Work to complete
Write the data below out exactly as it stands. Do not include the pictures.

Record list
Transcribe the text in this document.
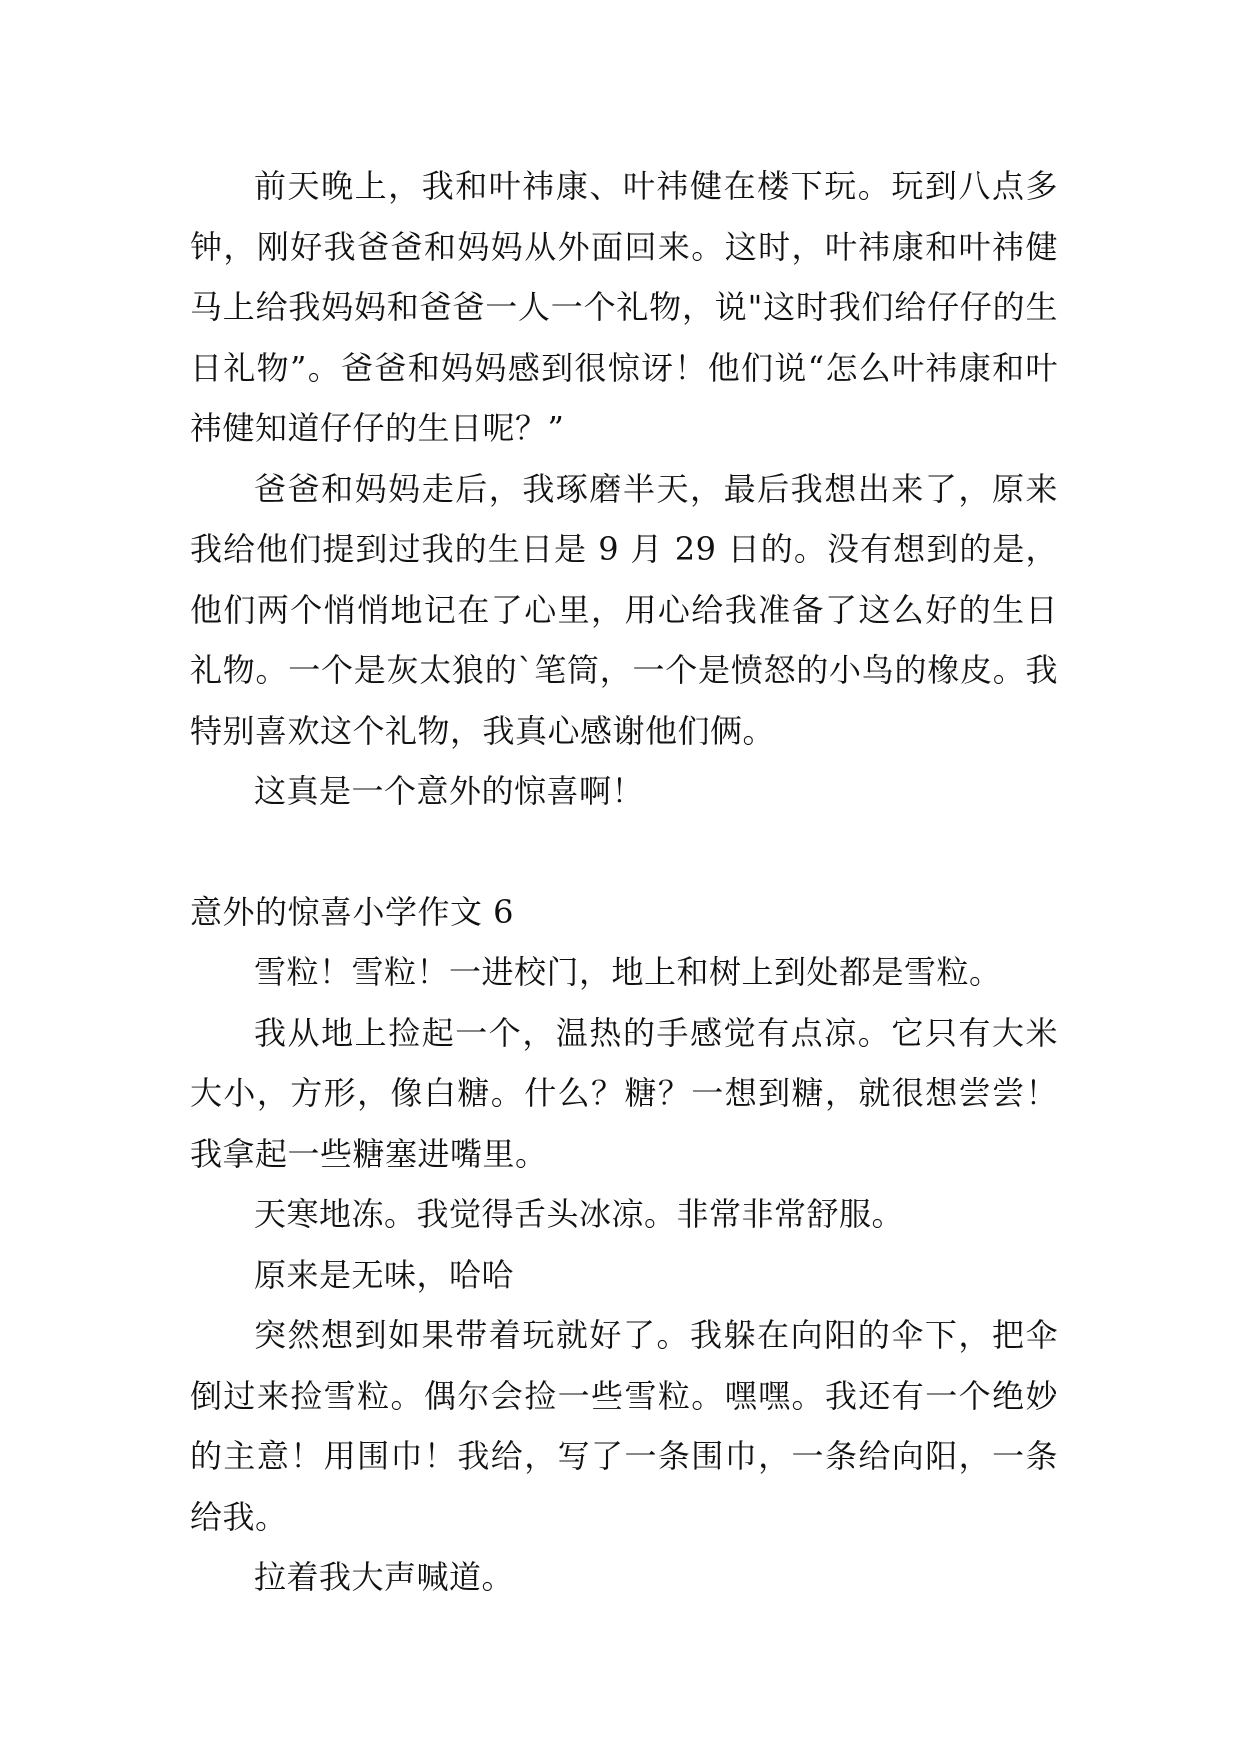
前天晚上，我和叶祎康、叶祎健在楼下玩。玩到八点多钟，刚好我爸爸和妈妈从外面回来。这时，叶祎康和叶祎健马上给我妈妈和爸爸一人一个礼物，说"这时我们给仔仔的生日礼物”。爸爸和妈妈感到很惊讶！他们说“怎么叶祎康和叶祎健知道仔仔的生日呢？”

爸爸和妈妈走后，我琢磨半天，最后我想出来了，原来我给他们提到过我的生日是 9 月 29 日的。没有想到的是，他们两个悄悄地记在了心里，用心给我准备了这么好的生日礼物。一个是灰太狼的`笔筒，一个是愤怒的小鸟的橡皮。我特别喜欢这个礼物，我真心感谢他们俩。

这真是一个意外的惊喜啊！

意外的惊喜小学作文 6

雪粒！雪粒！一进校门，地上和树上到处都是雪粒。

我从地上捡起一个，温热的手感觉有点凉。它只有大米大小，方形，像白糖。什么？糖？一想到糖，就很想尝尝！我拿起一些糖塞进嘴里。

天寒地冻。我觉得舌头冰凉。非常非常舒服。

原来是无味，哈哈

突然想到如果带着玩就好了。我躲在向阳的伞下，把伞倒过来捡雪粒。偶尔会捡一些雪粒。嘿嘿。我还有一个绝妙的主意！用围巾！我给，写了一条围巾，一条给向阳，一条给我。

拉着我大声喊道。
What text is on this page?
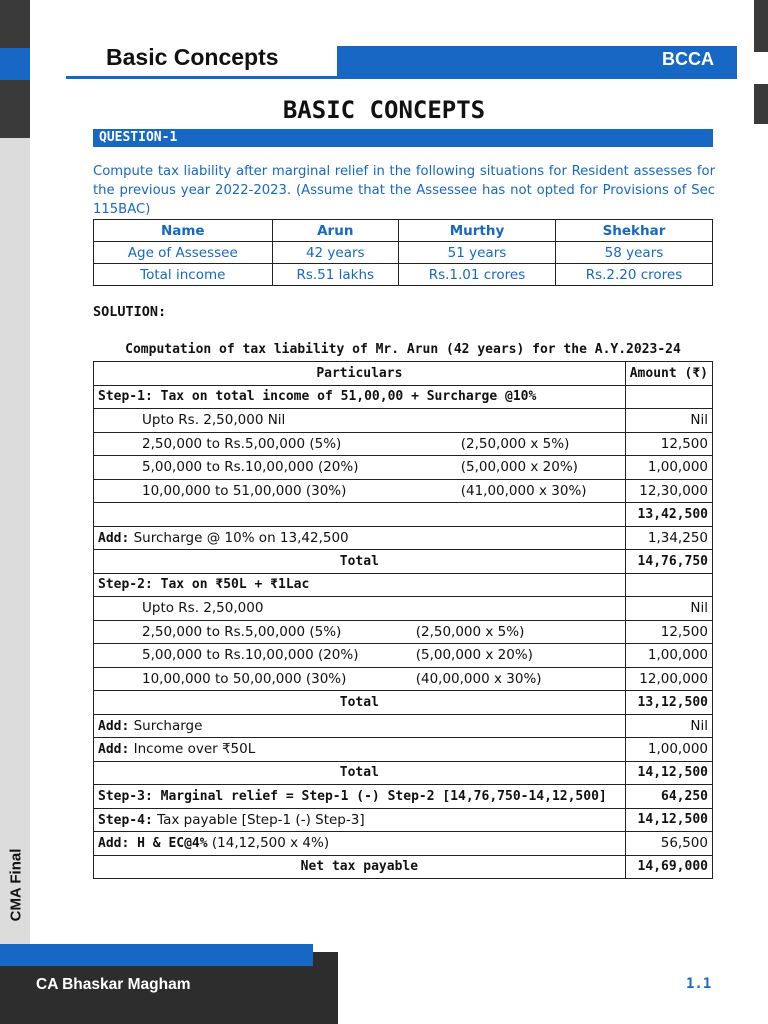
CMA Final
Basic Concepts	BCCA
BASIC CONCEPTS
QUESTION-1
Compute tax liability after marginal relief in the following situations for Resident assesses for the previous year 2022-2023. (Assume that the Assessee has not opted for Provisions of Sec 115BAC)
Name	Arun	Murthy	Shekhar
Age of Assessee	42 years	51 years	58 years
Total income	Rs.51 lakhs	Rs.1.01 crores	Rs.2.20 crores
SOLUTION:
Computation of tax liability of Mr. Arun (42 years) for the A.Y.2023-24
Particulars	Amount (₹)
Step-1: Tax on total income of 51,00,00 + Surcharge @10%	
Upto Rs. 2,50,000 Nil	Nil
2,50,000 to Rs.5,00,000 (5%) (2,50,000 x 5%)	12,500
5,00,000 to Rs.10,00,000 (20%) (5,00,000 x 20%)	1,00,000
10,00,000 to 51,00,000 (30%) (41,00,000 x 30%)	12,30,000
	13,42,500
Add: Surcharge @ 10% on 13,42,500	1,34,250
Total	14,76,750
Step-2: Tax on ₹50L + ₹1Lac	
Upto Rs. 2,50,000	Nil
2,50,000 to Rs.5,00,000 (5%) (2,50,000 x 5%)	12,500
5,00,000 to Rs.10,00,000 (20%) (5,00,000 x 20%)	1,00,000
10,00,000 to 50,00,000 (30%) (40,00,000 x 30%)	12,00,000
Total	13,12,500
Add: Surcharge	Nil
Add: Income over ₹50L	1,00,000
Total	14,12,500
Step-3: Marginal relief = Step-1 (-) Step-2 [14,76,750-14,12,500]	64,250
Step-4: Tax payable [Step-1 (-) Step-3]	14,12,500
Add: H & EC@4% (14,12,500 x 4%)	56,500
Net tax payable	14,69,000
CA Bhaskar Magham	1.1
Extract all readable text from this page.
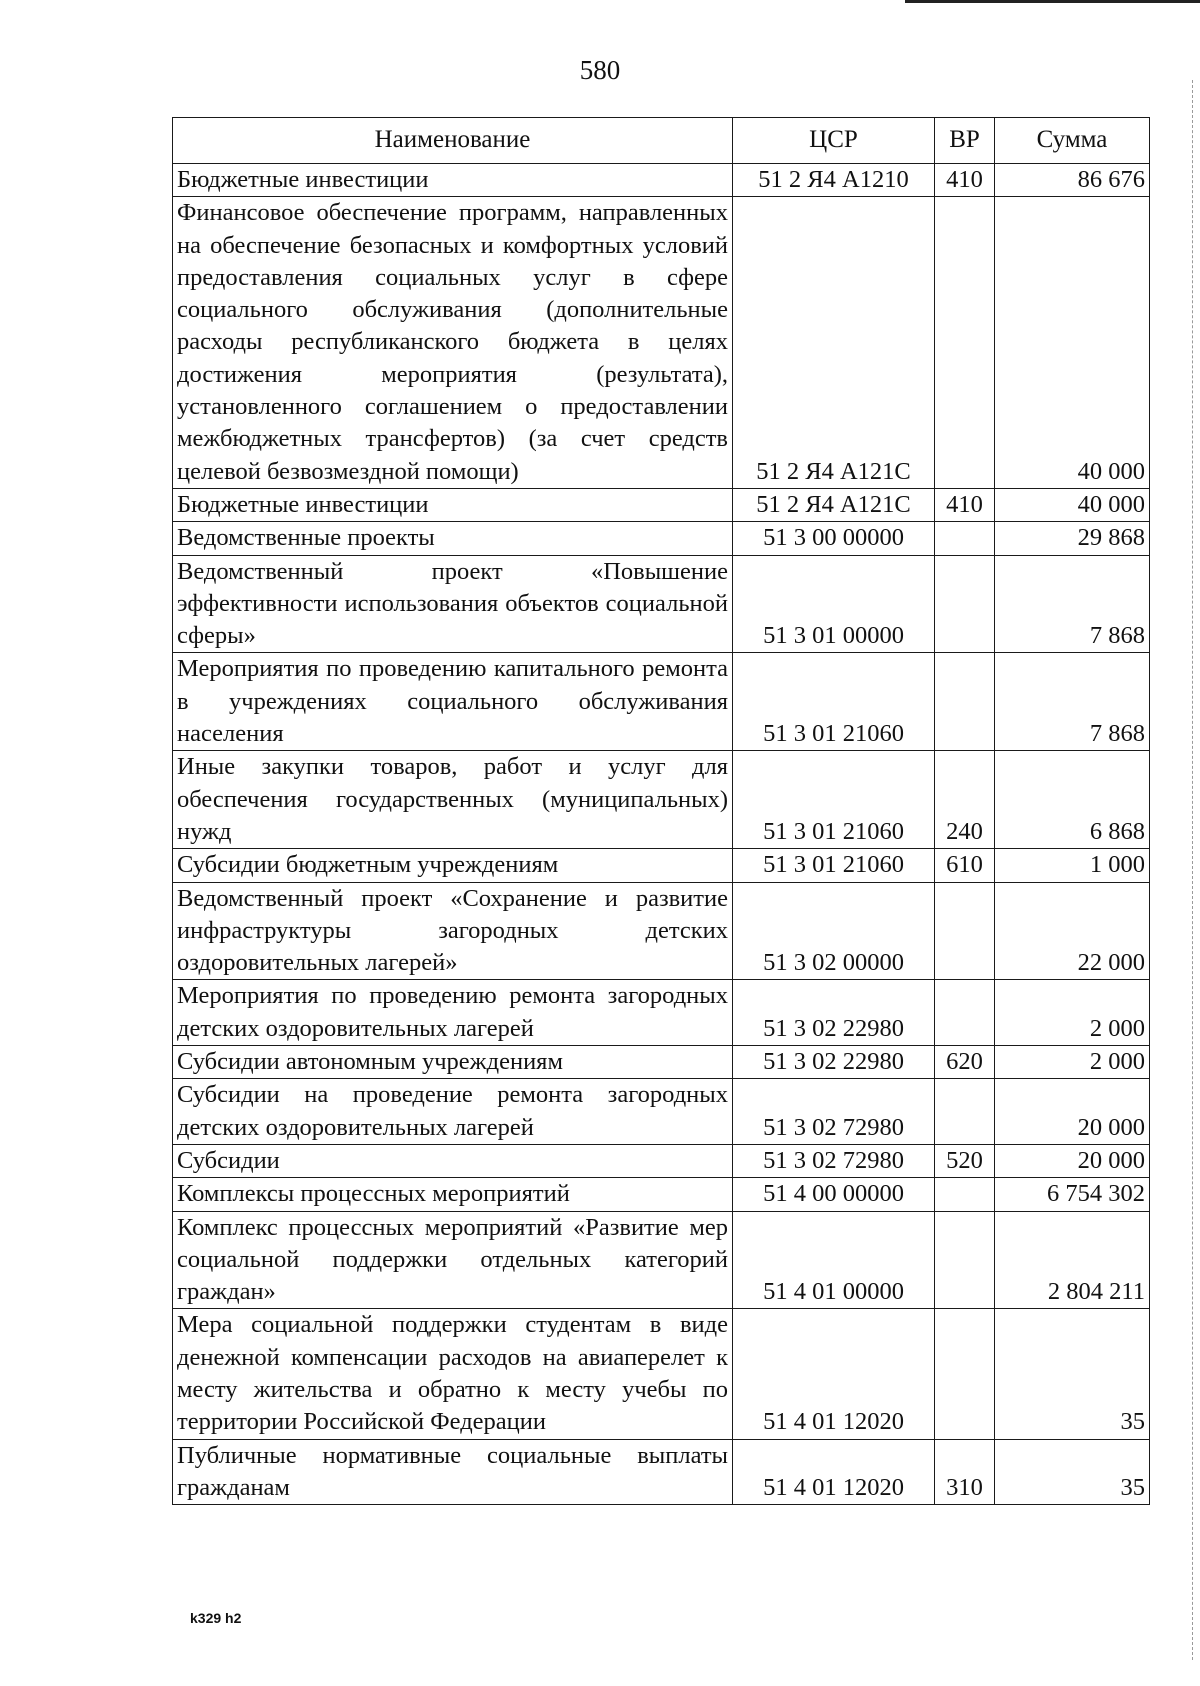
580
Наименование	ЦСР	ВР	Сумма
Бюджетные инвестиции	51 2 Я4 А1210	410	86 676
Финансовое обеспечение программ, направленных на обеспечение безопасных и комфортных условий предоставления социальных услуг в сфере социального обслуживания (дополнительные расходы республиканского бюджета в целях достижения мероприятия (результата), установленного соглашением о предоставлении межбюджетных трансфертов) (за счет средств целевой безвозмездной помощи)	51 2 Я4 А121С		40 000
Бюджетные инвестиции	51 2 Я4 А121С	410	40 000
Ведомственные проекты	51 3 00 00000		29 868
Ведомственный проект «Повышение эффективности использования объектов социальной сферы»	51 3 01 00000		7 868
Мероприятия по проведению капитального ремонта в учреждениях социального обслуживания населения	51 3 01 21060		7 868
Иные закупки товаров, работ и услуг для обеспечения государственных (муниципальных) нужд	51 3 01 21060	240	6 868
Субсидии бюджетным учреждениям	51 3 01 21060	610	1 000
Ведомственный проект «Сохранение и развитие инфраструктуры загородных детских оздоровительных лагерей»	51 3 02 00000		22 000
Мероприятия по проведению ремонта загородных детских оздоровительных лагерей	51 3 02 22980		2 000
Субсидии автономным учреждениям	51 3 02 22980	620	2 000
Субсидии на проведение ремонта загородных детских оздоровительных лагерей	51 3 02 72980		20 000
Субсидии	51 3 02 72980	520	20 000
Комплексы процессных мероприятий	51 4 00 00000		6 754 302
Комплекс процессных мероприятий «Развитие мер социальной поддержки отдельных категорий граждан»	51 4 01 00000		2 804 211
Мера социальной поддержки студентам в виде денежной компенсации расходов на авиаперелет к месту жительства и обратно к месту учебы по территории Российской Федерации	51 4 01 12020		35
Публичные нормативные социальные выплаты гражданам	51 4 01 12020	310	35
k329 h2
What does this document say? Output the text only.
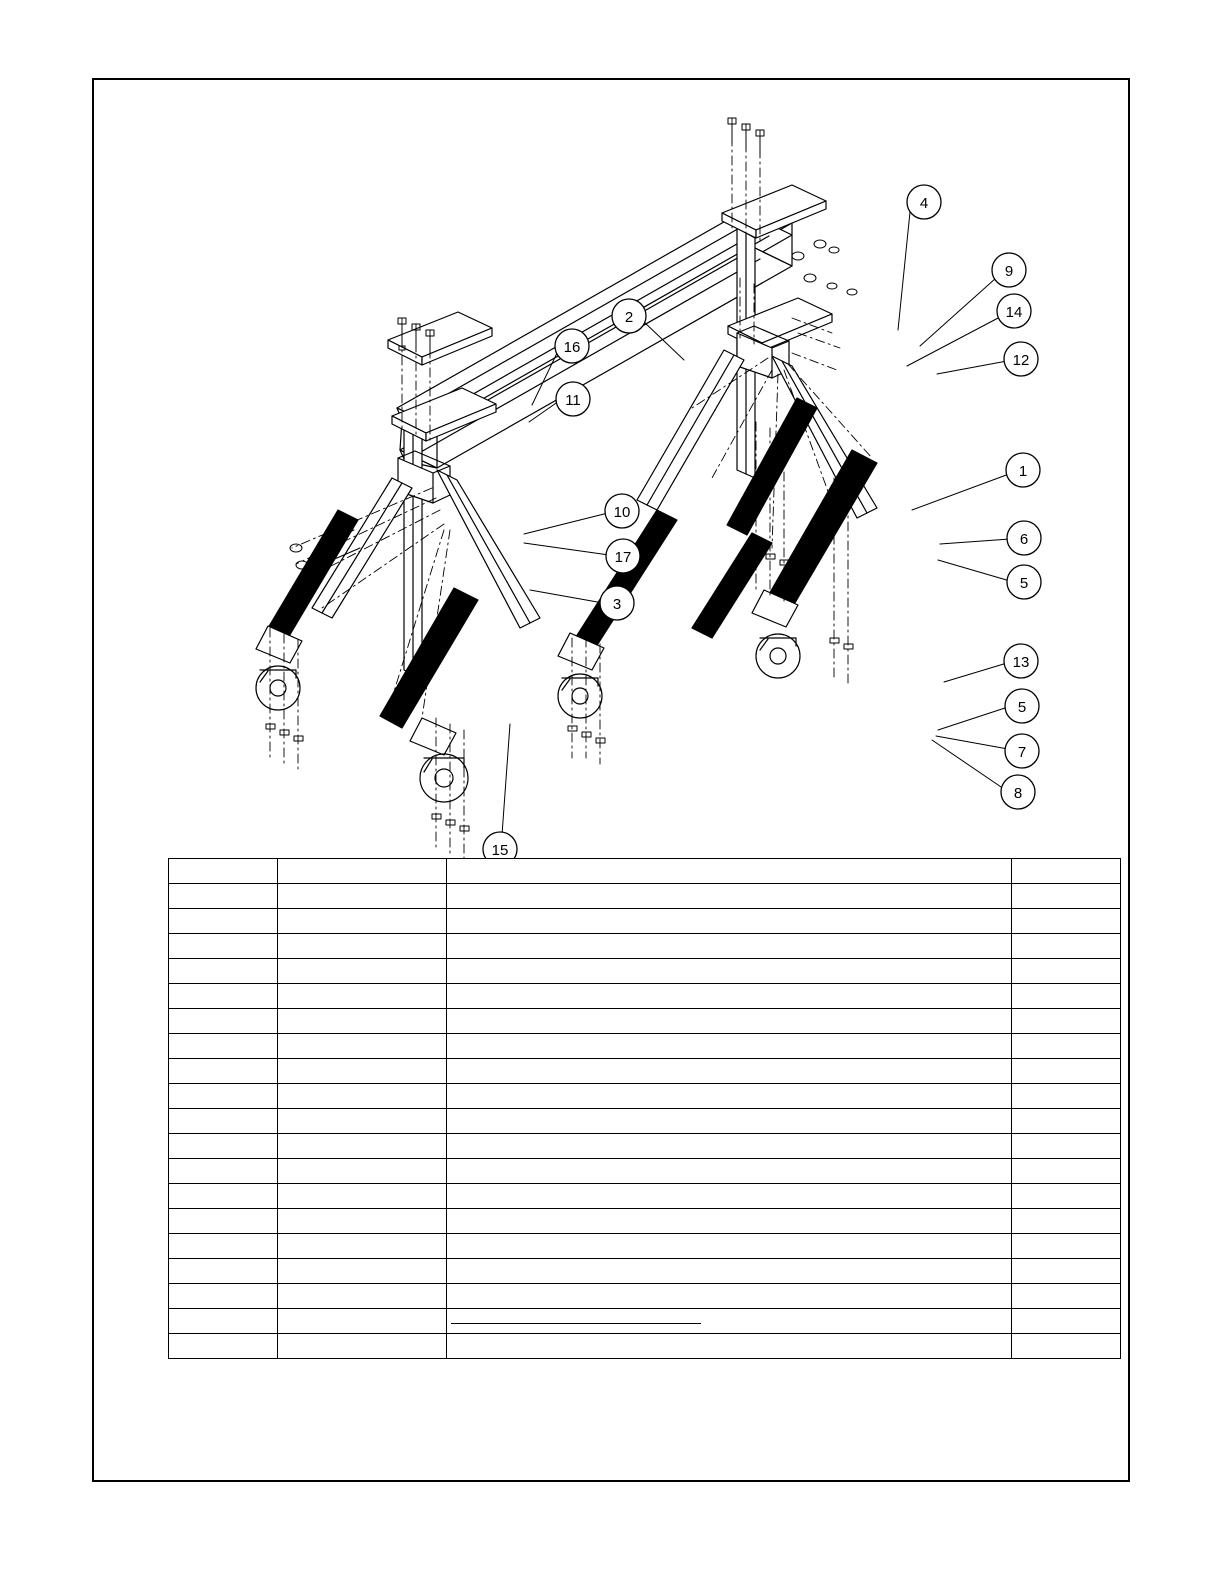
2
4
9
14
12
16
11
1
6
5
10
17
3
13
5
7
8
15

Written reply
Transcribe the text in this document.
前天晚上，我和叶祎康、叶祎健在楼下玩。玩到八点多钟，刚好我爸爸和妈妈从外面回来。这时，叶祎康和叶祎健马上给我妈妈和爸爸一人一个礼物，说"这时我们给仔仔的生日礼物”。爸爸和妈妈感到很惊讶！他们说“怎么叶祎康和叶祎健知道仔仔的生日呢？”

爸爸和妈妈走后，我琢磨半天，最后我想出来了，原来我给他们提到过我的生日是 9 月 29 日的。没有想到的是，他们两个悄悄地记在了心里，用心给我准备了这么好的生日礼物。一个是灰太狼的`笔筒，一个是愤怒的小鸟的橡皮。我特别喜欢这个礼物，我真心感谢他们俩。

这真是一个意外的惊喜啊！

意外的惊喜小学作文 6

雪粒！雪粒！一进校门，地上和树上到处都是雪粒。

我从地上捡起一个，温热的手感觉有点凉。它只有大米大小，方形，像白糖。什么？糖？一想到糖，就很想尝尝！我拿起一些糖塞进嘴里。

天寒地冻。我觉得舌头冰凉。非常非常舒服。

原来是无味，哈哈

突然想到如果带着玩就好了。我躲在向阳的伞下，把伞倒过来捡雪粒。偶尔会捡一些雪粒。嘿嘿。我还有一个绝妙的主意！用围巾！我给，写了一条围巾，一条给向阳，一条给我。

拉着我大声喊道。
What text is on this page?
CMA Final
Basic Concepts	BCCA
BASIC CONCEPTS
QUESTION-1
Compute tax liability after marginal relief in the following situations for Resident assesses for the previous year 2022-2023. (Assume that the Assessee has not opted for Provisions of Sec 115BAC)
Name	Arun	Murthy	Shekhar
Age of Assessee	42 years	51 years	58 years
Total income	Rs.51 lakhs	Rs.1.01 crores	Rs.2.20 crores
SOLUTION:
Computation of tax liability of Mr. Arun (42 years) for the A.Y.2023-24
Particulars	Amount (₹)
Step-1: Tax on total income of 51,00,00 + Surcharge @10%	
Upto Rs. 2,50,000 Nil	Nil
2,50,000 to Rs.5,00,000 (5%) (2,50,000 x 5%)	12,500
5,00,000 to Rs.10,00,000 (20%) (5,00,000 x 20%)	1,00,000
10,00,000 to 51,00,000 (30%) (41,00,000 x 30%)	12,30,000
	13,42,500
Add: Surcharge @ 10% on 13,42,500	1,34,250
Total	14,76,750
Step-2: Tax on ₹50L + ₹1Lac	
Upto Rs. 2,50,000	Nil
2,50,000 to Rs.5,00,000 (5%) (2,50,000 x 5%)	12,500
5,00,000 to Rs.10,00,000 (20%) (5,00,000 x 20%)	1,00,000
10,00,000 to 50,00,000 (30%) (40,00,000 x 30%)	12,00,000
Total	13,12,500
Add: Surcharge	Nil
Add: Income over ₹50L	1,00,000
Total	14,12,500
Step-3: Marginal relief = Step-1 (-) Step-2 [14,76,750-14,12,500]	64,250
Step-4: Tax payable [Step-1 (-) Step-3]	14,12,500
Add: H & EC@4% (14,12,500 x 4%)	56,500
Net tax payable	14,69,000
CA Bhaskar Magham	1.1
Extract all readable text from this page.
580
Наименование	ЦСР	ВР	Сумма
Бюджетные инвестиции	51 2 Я4 А1210	410	86 676
Финансовое обеспечение программ, направленных на обеспечение безопасных и комфортных условий предоставления социальных услуг в сфере социального обслуживания (дополнительные расходы республиканского бюджета в целях достижения мероприятия (результата), установленного соглашением о предоставлении межбюджетных трансфертов) (за счет средств целевой безвозмездной помощи)	51 2 Я4 А121С		40 000
Бюджетные инвестиции	51 2 Я4 А121С	410	40 000
Ведомственные проекты	51 3 00 00000		29 868
Ведомственный проект «Повышение эффективности использования объектов социальной сферы»	51 3 01 00000		7 868
Мероприятия по проведению капитального ремонта в учреждениях социального обслуживания населения	51 3 01 21060		7 868
Иные закупки товаров, работ и услуг для обеспечения государственных (муниципальных) нужд	51 3 01 21060	240	6 868
Субсидии бюджетным учреждениям	51 3 01 21060	610	1 000
Ведомственный проект «Сохранение и развитие инфраструктуры загородных детских оздоровительных лагерей»	51 3 02 00000		22 000
Мероприятия по проведению ремонта загородных детских оздоровительных лагерей	51 3 02 22980		2 000
Субсидии автономным учреждениям	51 3 02 22980	620	2 000
Субсидии на проведение ремонта загородных детских оздоровительных лагерей	51 3 02 72980		20 000
Субсидии	51 3 02 72980	520	20 000
Комплексы процессных мероприятий	51 4 00 00000		6 754 302
Комплекс процессных мероприятий «Развитие мер социальной поддержки отдельных категорий граждан»	51 4 01 00000		2 804 211
Мера социальной поддержки студентам в виде денежной компенсации расходов на авиаперелет к месту жительства и обратно к месту учебы по территории Российской Федерации	51 4 01 12020		35
Публичные нормативные социальные выплаты гражданам	51 4 01 12020	310	35
k329 h2
What does this document say? Output the text only.
2
4
9
14
12
16
11
1
6
5
10
17
3
13
5
7
8
15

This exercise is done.